Quoted passage:
* * * * * * *

Absolutely astonishing update by Roblox here.
However it would be nice if you could change time scale in real time.:confused:

It would honestly benefit the community in such a positive way and I personally see no problem/reason not to integrate it in the future.
https://devforum.roblox.com/t/pausing-physics-in-studio-beta/2925013/30?u=basedmannn

5 Likes

I think this update, or something related to it is causing issues with Humanoids. I don’t know for sure, but I used to never get any reports about humanoids being flung in my game, but suddenly today I’ve been getting tons of reports about it despite not changing anything in my game for a month or so.

6 Likes

Pretty sure this update will not affect anything in a real game, even if it did beta features only work in studio so it wouldn’t affect your game until it comes out of beta.

8 Likes

It seems that breakpoints still pause rendering. Is this intentional, and is there anything I can do about it?

7 Likes

yes please add a timescale property to workspace. unity has had a feature like that for years. Unity - Scripting API: Time.timeScale
just make a workspace.TimeScale where 0 is stop time, 1 is full speed and 0.5 is half speed.
i needed something like this working on a superhot style game in the past.

8 Likes

Nice! That seems like a promising update, I wonder when you guys are gonna release it to real games…

Is that update finally good?

* * * * * * *

The task:
Write out the part of the forum thread above word for word, beginning at the words "Pretty sure this" and stopping after "do about it?".

* * * * * * *

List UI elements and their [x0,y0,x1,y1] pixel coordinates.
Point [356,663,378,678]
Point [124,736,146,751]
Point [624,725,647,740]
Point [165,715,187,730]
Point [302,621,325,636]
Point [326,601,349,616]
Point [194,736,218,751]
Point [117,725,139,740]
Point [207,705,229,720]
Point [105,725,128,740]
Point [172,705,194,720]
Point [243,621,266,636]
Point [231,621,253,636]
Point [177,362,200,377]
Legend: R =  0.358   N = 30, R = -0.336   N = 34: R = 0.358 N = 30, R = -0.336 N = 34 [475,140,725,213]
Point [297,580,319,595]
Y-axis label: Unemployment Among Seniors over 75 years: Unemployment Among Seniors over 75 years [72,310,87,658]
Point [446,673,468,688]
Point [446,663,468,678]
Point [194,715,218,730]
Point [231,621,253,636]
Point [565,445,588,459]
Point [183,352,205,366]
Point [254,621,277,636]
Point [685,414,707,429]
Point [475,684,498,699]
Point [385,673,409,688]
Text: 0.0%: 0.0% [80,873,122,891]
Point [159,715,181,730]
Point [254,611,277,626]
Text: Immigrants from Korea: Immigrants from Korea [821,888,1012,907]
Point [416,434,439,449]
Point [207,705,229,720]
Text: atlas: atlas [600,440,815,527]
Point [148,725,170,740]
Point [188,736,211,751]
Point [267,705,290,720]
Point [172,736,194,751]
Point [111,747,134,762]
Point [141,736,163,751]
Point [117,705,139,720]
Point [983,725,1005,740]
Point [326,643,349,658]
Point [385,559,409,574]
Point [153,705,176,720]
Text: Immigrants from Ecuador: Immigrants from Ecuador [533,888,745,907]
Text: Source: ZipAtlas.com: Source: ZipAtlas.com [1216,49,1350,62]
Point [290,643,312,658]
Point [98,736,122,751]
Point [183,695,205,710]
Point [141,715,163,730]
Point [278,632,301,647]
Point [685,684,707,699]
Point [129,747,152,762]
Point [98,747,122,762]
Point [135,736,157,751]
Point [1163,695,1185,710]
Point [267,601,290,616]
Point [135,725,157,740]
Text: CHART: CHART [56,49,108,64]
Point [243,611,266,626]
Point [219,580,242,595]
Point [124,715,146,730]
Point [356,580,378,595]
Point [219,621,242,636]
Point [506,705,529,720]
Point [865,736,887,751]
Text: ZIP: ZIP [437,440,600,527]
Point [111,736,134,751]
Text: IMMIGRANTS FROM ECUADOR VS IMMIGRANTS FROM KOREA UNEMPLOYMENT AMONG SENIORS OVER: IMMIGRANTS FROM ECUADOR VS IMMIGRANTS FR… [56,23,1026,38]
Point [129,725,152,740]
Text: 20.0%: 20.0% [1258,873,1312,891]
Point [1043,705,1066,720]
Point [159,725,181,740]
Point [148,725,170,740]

* * * * * * *

Response:
Pretty sure this update will not affect anything in a real game, even if it did beta features only work in studio so it wouldn’t affect your game until it comes out of beta.

8 Likes

It seems that breakpoints still pause rendering. Is this intentional, and is there anything I can do about it?